• _Given passage_

Leave is granted pursuant to Order 1 hereof for the purpose of the wife soliciting from Herbert Geer Solicitors advice in relation to the wife’s rights, liabilities, and interests, including but not limited to her prospective dealings with the Australian Taxation Office, Australian Securities and Investments Commission, Australian Federal Police, and State Police Services, and the potential institution of civil proceedings by or against her.
A certificate is granted to the husband pursuant to section 128 of the Evidence Act1995 (Cth) pertaining to the evidence given by the husband in his affidavit sworn and filed on 27 July 2009, and the evidence yet to be given in these proceedings by the husband, concerning the financial transactions related to the operation of the business known as “[S Shop]” and/or “[S] Pty Ltd” for the period between 1 January 2001 and 28 February 2008.

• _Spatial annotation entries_
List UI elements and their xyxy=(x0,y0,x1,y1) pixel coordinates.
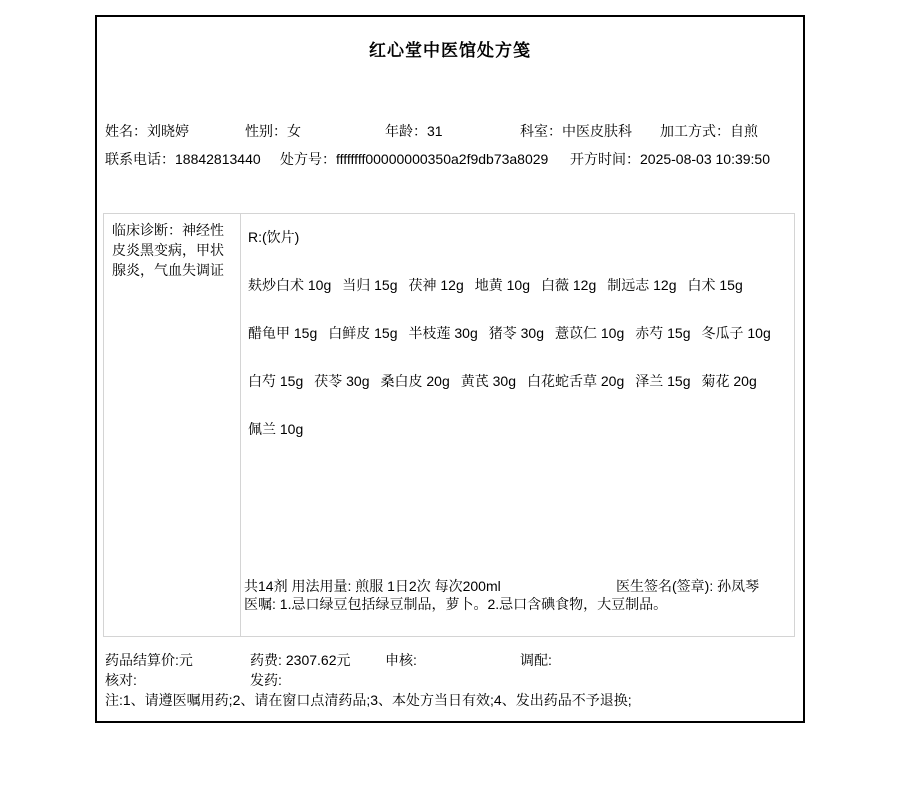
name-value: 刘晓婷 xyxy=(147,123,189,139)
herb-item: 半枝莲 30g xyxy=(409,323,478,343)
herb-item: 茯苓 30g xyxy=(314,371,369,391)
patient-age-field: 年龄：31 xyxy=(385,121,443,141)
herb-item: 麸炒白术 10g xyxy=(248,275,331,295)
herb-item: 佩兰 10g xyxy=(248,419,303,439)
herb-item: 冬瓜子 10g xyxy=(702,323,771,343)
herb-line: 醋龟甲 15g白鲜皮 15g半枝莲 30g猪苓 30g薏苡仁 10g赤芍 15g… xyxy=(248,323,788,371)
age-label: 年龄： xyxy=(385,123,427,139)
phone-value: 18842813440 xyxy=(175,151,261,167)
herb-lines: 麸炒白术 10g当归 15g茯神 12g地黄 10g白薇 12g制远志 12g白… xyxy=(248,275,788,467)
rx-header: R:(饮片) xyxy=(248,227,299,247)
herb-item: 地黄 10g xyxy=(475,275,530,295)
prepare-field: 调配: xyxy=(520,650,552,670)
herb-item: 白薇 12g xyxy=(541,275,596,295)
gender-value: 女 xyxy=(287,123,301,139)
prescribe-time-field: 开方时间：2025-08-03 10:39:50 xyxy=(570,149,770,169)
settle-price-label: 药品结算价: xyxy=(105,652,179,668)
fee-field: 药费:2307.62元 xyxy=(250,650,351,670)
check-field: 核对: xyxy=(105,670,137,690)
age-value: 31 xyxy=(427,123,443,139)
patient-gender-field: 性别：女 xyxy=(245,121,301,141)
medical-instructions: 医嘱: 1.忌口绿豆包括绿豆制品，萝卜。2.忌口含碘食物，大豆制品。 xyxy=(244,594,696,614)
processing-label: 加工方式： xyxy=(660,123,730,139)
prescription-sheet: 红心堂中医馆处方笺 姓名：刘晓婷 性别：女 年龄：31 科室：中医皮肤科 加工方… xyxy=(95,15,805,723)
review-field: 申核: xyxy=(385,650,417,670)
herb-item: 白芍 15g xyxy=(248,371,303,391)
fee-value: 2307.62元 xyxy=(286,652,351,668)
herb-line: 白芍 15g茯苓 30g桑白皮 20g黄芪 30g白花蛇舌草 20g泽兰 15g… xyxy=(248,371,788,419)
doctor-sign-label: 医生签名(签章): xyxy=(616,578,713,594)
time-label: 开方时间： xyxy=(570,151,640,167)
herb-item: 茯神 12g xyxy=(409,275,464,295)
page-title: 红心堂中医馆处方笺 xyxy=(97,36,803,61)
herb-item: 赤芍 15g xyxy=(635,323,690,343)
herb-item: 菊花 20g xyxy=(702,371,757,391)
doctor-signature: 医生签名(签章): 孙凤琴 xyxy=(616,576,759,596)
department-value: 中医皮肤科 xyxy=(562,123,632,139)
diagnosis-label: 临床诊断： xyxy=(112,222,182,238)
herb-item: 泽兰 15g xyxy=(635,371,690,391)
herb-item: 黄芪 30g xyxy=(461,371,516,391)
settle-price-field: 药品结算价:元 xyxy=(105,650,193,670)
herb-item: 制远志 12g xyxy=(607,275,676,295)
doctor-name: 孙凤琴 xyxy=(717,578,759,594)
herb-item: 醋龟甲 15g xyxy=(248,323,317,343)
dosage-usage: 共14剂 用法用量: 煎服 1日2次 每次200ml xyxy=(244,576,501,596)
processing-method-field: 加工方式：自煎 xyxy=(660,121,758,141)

• _Exercise objective_
Continue the court orders above, picking up after their last sentence.

• _Task response_
Order 4 made by the Federal Magistrates Court at Melbourne on 15 September 2008 is varied so as to permit the wife to extend the Commonwealth Bank loan secured by mortgage over the parcels of real property at M and W by the sum of $20,000, subject to her compliance with Order 5 hereof.
Within 14 days of the date of these orders the wife shall do all things and sign all documents as may be necessary so as to extend the Commonwealth Bank loan secured by mortgage over the parcels of real property at M and W by the sum of $20,000, and to cause that sum to be paid to the solicitors for the husband to be held on his behalf for use by the husband in payment of his legal fees incidental to these proceedings.
The husband and his solicitors shall utilise the funds received from the wife pursuant to Order 5 hereof only for payment of fees incurred in the retainer of counsel to appear for the husband at the final hearing in these proceedings.
The payment of funds by the wife in favour of the husband pursuant to Order 5 hereof is to be taken into account at the final hearing of these proceedings.
Liberty to apply to argue the question of costs, such liberty to be exercised within 7 days of the date of these orders.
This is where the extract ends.